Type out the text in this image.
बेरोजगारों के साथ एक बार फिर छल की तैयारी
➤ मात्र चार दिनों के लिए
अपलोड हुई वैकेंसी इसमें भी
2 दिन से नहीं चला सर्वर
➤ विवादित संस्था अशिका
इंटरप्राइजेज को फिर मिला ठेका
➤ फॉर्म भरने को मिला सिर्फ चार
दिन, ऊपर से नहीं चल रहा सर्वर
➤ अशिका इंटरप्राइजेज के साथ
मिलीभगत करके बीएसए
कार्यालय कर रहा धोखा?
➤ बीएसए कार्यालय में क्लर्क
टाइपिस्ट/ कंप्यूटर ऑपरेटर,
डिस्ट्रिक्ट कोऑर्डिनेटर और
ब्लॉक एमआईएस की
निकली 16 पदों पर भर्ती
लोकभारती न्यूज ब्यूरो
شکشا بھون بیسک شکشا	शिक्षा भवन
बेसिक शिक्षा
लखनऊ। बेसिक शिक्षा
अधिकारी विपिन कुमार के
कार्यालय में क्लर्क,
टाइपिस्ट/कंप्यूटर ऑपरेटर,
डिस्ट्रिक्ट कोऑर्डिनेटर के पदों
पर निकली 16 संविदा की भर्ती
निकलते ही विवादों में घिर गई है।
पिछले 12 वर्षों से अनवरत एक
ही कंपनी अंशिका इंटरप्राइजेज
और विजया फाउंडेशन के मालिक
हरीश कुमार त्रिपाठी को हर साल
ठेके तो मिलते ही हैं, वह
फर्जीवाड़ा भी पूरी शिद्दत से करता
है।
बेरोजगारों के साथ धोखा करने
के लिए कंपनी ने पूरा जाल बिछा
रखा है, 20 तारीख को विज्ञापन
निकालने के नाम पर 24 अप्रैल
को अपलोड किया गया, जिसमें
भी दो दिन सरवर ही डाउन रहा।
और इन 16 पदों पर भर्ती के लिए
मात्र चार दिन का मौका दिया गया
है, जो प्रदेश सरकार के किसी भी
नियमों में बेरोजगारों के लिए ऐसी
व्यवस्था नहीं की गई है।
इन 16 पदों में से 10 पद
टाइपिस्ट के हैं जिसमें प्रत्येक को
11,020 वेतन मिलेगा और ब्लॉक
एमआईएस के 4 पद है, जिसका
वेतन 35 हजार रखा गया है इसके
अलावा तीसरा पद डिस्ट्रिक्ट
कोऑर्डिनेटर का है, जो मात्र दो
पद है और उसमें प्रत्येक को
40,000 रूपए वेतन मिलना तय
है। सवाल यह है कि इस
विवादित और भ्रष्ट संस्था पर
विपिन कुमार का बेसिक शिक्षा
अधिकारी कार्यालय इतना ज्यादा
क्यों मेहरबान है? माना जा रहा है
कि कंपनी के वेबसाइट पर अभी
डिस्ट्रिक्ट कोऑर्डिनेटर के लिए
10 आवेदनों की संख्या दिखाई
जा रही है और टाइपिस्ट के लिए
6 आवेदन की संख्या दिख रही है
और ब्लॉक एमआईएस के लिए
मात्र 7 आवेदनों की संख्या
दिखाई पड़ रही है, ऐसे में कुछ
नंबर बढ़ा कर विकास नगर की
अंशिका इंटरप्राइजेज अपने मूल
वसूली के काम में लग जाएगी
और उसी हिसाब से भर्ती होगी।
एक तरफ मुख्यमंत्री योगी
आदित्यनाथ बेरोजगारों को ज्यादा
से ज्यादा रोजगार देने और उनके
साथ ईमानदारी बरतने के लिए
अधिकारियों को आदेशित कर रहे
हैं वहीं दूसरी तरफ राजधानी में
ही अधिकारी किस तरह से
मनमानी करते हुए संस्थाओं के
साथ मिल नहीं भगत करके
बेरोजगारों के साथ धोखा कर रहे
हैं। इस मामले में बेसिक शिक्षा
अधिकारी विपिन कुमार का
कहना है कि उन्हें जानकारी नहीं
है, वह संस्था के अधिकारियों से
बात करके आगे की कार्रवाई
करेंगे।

• • • • • • •

== Task ==
Scan the listing above. Collect all lines with the word "एमआईएस".

== Task response ==
ब्लॉक एमआईएस की
एमआईएस के 4 पद है, जिसका
और ब्लॉक एमआईएस के लिए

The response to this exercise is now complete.